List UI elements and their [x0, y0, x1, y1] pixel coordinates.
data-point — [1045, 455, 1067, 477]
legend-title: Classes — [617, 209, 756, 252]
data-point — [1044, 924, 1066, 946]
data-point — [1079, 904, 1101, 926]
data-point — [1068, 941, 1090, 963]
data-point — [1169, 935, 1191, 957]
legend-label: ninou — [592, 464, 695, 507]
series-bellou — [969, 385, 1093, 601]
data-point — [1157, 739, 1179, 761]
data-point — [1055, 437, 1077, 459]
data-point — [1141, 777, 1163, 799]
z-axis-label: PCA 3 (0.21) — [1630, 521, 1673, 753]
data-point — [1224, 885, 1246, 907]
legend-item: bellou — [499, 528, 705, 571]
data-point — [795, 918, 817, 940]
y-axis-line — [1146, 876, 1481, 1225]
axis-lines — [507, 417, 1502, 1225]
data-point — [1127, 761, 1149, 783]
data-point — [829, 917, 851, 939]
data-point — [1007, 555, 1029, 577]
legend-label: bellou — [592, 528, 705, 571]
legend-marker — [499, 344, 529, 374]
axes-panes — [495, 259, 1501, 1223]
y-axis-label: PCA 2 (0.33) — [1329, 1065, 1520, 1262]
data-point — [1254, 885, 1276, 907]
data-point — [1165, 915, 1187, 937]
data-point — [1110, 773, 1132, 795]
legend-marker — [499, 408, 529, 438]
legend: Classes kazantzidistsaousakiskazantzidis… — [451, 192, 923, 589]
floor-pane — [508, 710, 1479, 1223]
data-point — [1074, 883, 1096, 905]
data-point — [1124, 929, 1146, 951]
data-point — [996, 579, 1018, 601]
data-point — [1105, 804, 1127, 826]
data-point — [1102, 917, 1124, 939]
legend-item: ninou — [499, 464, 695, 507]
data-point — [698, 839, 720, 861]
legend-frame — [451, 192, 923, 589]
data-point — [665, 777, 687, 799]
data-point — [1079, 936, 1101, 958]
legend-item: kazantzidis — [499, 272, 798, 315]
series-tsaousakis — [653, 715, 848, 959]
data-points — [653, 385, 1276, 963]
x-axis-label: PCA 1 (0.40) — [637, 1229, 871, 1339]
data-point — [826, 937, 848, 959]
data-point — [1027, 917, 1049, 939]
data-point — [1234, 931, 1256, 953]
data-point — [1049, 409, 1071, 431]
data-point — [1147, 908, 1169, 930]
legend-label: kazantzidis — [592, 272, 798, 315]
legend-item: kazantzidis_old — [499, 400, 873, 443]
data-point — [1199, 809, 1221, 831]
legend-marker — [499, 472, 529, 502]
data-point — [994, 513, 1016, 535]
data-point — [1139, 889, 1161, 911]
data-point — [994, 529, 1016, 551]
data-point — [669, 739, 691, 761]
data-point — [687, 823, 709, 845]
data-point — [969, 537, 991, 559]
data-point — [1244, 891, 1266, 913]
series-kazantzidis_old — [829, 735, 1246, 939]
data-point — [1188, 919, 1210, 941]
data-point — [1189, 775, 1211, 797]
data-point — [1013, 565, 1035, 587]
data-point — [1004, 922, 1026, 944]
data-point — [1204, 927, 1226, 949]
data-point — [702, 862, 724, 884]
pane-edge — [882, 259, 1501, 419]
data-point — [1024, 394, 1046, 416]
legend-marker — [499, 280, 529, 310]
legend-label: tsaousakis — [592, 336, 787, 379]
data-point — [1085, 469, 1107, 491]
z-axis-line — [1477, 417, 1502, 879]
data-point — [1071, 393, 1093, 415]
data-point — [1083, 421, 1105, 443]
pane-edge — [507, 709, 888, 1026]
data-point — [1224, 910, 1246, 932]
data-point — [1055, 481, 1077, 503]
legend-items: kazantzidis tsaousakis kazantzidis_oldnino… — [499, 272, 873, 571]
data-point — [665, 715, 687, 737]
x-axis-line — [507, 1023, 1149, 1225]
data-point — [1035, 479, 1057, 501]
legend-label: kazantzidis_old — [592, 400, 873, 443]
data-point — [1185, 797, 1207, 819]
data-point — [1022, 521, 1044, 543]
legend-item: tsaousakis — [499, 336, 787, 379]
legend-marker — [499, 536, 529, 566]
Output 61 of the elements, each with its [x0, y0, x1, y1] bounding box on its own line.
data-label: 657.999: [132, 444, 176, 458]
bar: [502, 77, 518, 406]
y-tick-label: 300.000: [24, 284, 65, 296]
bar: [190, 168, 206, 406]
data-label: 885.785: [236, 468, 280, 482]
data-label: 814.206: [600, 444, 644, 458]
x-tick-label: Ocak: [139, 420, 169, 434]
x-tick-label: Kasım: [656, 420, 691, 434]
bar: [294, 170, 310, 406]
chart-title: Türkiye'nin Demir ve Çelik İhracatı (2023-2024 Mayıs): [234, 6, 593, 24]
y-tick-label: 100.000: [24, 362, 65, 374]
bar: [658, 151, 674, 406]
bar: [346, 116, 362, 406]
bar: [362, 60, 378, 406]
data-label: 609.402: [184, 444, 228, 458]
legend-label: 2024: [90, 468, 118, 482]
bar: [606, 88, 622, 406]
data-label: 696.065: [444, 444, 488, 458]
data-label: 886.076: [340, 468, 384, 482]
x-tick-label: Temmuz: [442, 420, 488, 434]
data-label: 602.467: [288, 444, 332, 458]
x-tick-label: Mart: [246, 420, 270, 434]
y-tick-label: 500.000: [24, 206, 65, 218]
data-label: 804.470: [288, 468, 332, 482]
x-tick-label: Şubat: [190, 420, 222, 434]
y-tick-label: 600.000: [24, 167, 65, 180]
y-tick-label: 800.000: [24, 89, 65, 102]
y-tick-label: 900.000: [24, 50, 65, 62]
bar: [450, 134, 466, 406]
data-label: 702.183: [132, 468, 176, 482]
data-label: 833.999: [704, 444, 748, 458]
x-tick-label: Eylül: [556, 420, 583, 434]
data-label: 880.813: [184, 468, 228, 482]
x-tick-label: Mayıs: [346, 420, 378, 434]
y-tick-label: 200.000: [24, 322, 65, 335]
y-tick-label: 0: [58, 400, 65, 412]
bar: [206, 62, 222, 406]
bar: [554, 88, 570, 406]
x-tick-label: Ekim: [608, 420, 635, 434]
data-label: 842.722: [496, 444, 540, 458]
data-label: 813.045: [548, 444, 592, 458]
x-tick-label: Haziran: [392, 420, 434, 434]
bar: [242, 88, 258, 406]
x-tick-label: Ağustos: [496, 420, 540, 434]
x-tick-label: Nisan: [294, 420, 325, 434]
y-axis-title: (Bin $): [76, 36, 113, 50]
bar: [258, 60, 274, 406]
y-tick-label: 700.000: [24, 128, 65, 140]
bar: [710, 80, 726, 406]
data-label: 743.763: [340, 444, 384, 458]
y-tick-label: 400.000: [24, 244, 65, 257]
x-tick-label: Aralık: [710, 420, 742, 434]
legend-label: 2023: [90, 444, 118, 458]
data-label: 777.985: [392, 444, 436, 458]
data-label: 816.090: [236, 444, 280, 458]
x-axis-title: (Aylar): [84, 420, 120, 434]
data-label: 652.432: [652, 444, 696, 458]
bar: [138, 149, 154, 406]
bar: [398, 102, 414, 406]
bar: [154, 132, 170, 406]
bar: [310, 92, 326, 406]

■ **Exercise details**: Copy all of the lines above, swapping every "legend-marker" for "legend-swatch" and keeping everything else the same.

■ **Task output**:
List UI elements and their [x0, y0, x1, y1] pixel coordinates.
data-point — [1045, 455, 1067, 477]
legend-title: Classes — [617, 209, 756, 252]
data-point — [1044, 924, 1066, 946]
data-point — [1079, 904, 1101, 926]
data-point — [1068, 941, 1090, 963]
data-point — [1169, 935, 1191, 957]
legend-label: ninou — [592, 464, 695, 507]
series-bellou — [969, 385, 1093, 601]
data-point — [1157, 739, 1179, 761]
data-point — [1055, 437, 1077, 459]
data-point — [1141, 777, 1163, 799]
z-axis-label: PCA 3 (0.21) — [1630, 521, 1673, 753]
data-point — [1224, 885, 1246, 907]
legend-item: bellou — [499, 528, 705, 571]
data-point — [795, 918, 817, 940]
y-axis-line — [1146, 876, 1481, 1225]
axis-lines — [507, 417, 1502, 1225]
data-point — [1127, 761, 1149, 783]
data-point — [829, 917, 851, 939]
data-point — [1007, 555, 1029, 577]
legend-label: bellou — [592, 528, 705, 571]
legend-swatch — [499, 344, 529, 374]
axes-panes — [495, 259, 1501, 1223]
y-axis-label: PCA 2 (0.33) — [1329, 1065, 1520, 1262]
data-point — [1254, 885, 1276, 907]
data-point — [1165, 915, 1187, 937]
data-point — [1110, 773, 1132, 795]
legend-swatch — [499, 408, 529, 438]
legend: Classes kazantzidistsaousakiskazantzidis… — [451, 192, 923, 589]
floor-pane — [508, 710, 1479, 1223]
data-point — [1074, 883, 1096, 905]
data-point — [1124, 929, 1146, 951]
data-point — [996, 579, 1018, 601]
data-point — [1105, 804, 1127, 826]
data-point — [1102, 917, 1124, 939]
legend-item: ninou — [499, 464, 695, 507]
data-point — [698, 839, 720, 861]
legend-frame — [451, 192, 923, 589]
data-point — [665, 777, 687, 799]
data-point — [1079, 936, 1101, 958]
legend-item: kazantzidis — [499, 272, 798, 315]
series-tsaousakis — [653, 715, 848, 959]
data-points — [653, 385, 1276, 963]
x-axis-label: PCA 1 (0.40) — [637, 1229, 871, 1339]
data-point — [826, 937, 848, 959]
data-point — [1027, 917, 1049, 939]
data-point — [1234, 931, 1256, 953]
data-point — [1049, 409, 1071, 431]
data-point — [1147, 908, 1169, 930]
legend-label: kazantzidis — [592, 272, 798, 315]
legend-item: kazantzidis_old — [499, 400, 873, 443]
data-point — [1199, 809, 1221, 831]
legend-swatch — [499, 472, 529, 502]
data-point — [994, 513, 1016, 535]
data-point — [1139, 889, 1161, 911]
data-point — [994, 529, 1016, 551]
data-point — [669, 739, 691, 761]
data-point — [687, 823, 709, 845]
data-point — [969, 537, 991, 559]
data-point — [1244, 891, 1266, 913]
series-kazantzidis_old — [829, 735, 1246, 939]
data-point — [1188, 919, 1210, 941]
data-point — [1189, 775, 1211, 797]
data-point — [1013, 565, 1035, 587]
data-point — [1004, 922, 1026, 944]
data-point — [1204, 927, 1226, 949]
data-point — [702, 862, 724, 884]
pane-edge — [882, 259, 1501, 419]
data-point — [1024, 394, 1046, 416]
legend-swatch — [499, 280, 529, 310]
legend-label: tsaousakis — [592, 336, 787, 379]
data-point — [1085, 469, 1107, 491]
z-axis-line — [1477, 417, 1502, 879]
data-point — [1071, 393, 1093, 415]
data-point — [1083, 421, 1105, 443]
pane-edge — [507, 709, 888, 1026]
data-point — [1224, 910, 1246, 932]
data-point — [1055, 481, 1077, 503]
legend-items: kazantzidis tsaousakis kazantzidis_oldnino… — [499, 272, 873, 571]
data-point — [665, 715, 687, 737]
x-axis-line — [507, 1023, 1149, 1225]
data-point — [1035, 479, 1057, 501]
legend-label: kazantzidis_old — [592, 400, 873, 443]
data-point — [1185, 797, 1207, 819]
data-point — [1022, 521, 1044, 543]
legend-item: tsaousakis — [499, 336, 787, 379]
legend-swatch — [499, 536, 529, 566]
Output 61 of the elements, each with its [x0, y0, x1, y1] bounding box on its own line.
data-label: 657.999: [132, 444, 176, 458]
bar: [502, 77, 518, 406]
y-tick-label: 300.000: [24, 284, 65, 296]
bar: [190, 168, 206, 406]
data-label: 885.785: [236, 468, 280, 482]
data-label: 814.206: [600, 444, 644, 458]
x-tick-label: Ocak: [139, 420, 169, 434]
x-tick-label: Kasım: [656, 420, 691, 434]
bar: [294, 170, 310, 406]
chart-title: Türkiye'nin Demir ve Çelik İhracatı (2023-2024 Mayıs): [234, 6, 593, 24]
y-tick-label: 100.000: [24, 362, 65, 374]
bar: [658, 151, 674, 406]
bar: [346, 116, 362, 406]
bar: [362, 60, 378, 406]
data-label: 609.402: [184, 444, 228, 458]
legend-label: 2024: [90, 468, 118, 482]
bar: [606, 88, 622, 406]
data-label: 696.065: [444, 444, 488, 458]
data-label: 886.076: [340, 468, 384, 482]
x-tick-label: Temmuz: [442, 420, 488, 434]
data-label: 602.467: [288, 444, 332, 458]
x-tick-label: Mart: [246, 420, 270, 434]
y-tick-label: 500.000: [24, 206, 65, 218]
data-label: 804.470: [288, 468, 332, 482]
x-tick-label: Şubat: [190, 420, 222, 434]
y-tick-label: 600.000: [24, 167, 65, 180]
y-tick-label: 800.000: [24, 89, 65, 102]
y-tick-label: 900.000: [24, 50, 65, 62]
bar: [450, 134, 466, 406]
data-label: 702.183: [132, 468, 176, 482]
data-label: 833.999: [704, 444, 748, 458]
x-tick-label: Eylül: [556, 420, 583, 434]
data-label: 880.813: [184, 468, 228, 482]
x-tick-label: Mayıs: [346, 420, 378, 434]
y-tick-label: 200.000: [24, 322, 65, 335]
y-tick-label: 0: [58, 400, 65, 412]
bar: [206, 62, 222, 406]
bar: [554, 88, 570, 406]
x-tick-label: Ekim: [608, 420, 635, 434]
data-label: 842.722: [496, 444, 540, 458]
data-label: 813.045: [548, 444, 592, 458]
x-tick-label: Haziran: [392, 420, 434, 434]
bar: [242, 88, 258, 406]
x-tick-label: Ağustos: [496, 420, 540, 434]
x-tick-label: Nisan: [294, 420, 325, 434]
y-axis-title: (Bin $): [76, 36, 113, 50]
bar: [258, 60, 274, 406]
y-tick-label: 700.000: [24, 128, 65, 140]
bar: [710, 80, 726, 406]
data-label: 743.763: [340, 444, 384, 458]
y-tick-label: 400.000: [24, 244, 65, 257]
x-tick-label: Aralık: [710, 420, 742, 434]
legend-label: 2023: [90, 444, 118, 458]
data-label: 777.985: [392, 444, 436, 458]
data-label: 816.090: [236, 444, 280, 458]
x-axis-title: (Aylar): [84, 420, 120, 434]
data-label: 652.432: [652, 444, 696, 458]
bar: [138, 149, 154, 406]
bar: [398, 102, 414, 406]
bar: [154, 132, 170, 406]
bar: [310, 92, 326, 406]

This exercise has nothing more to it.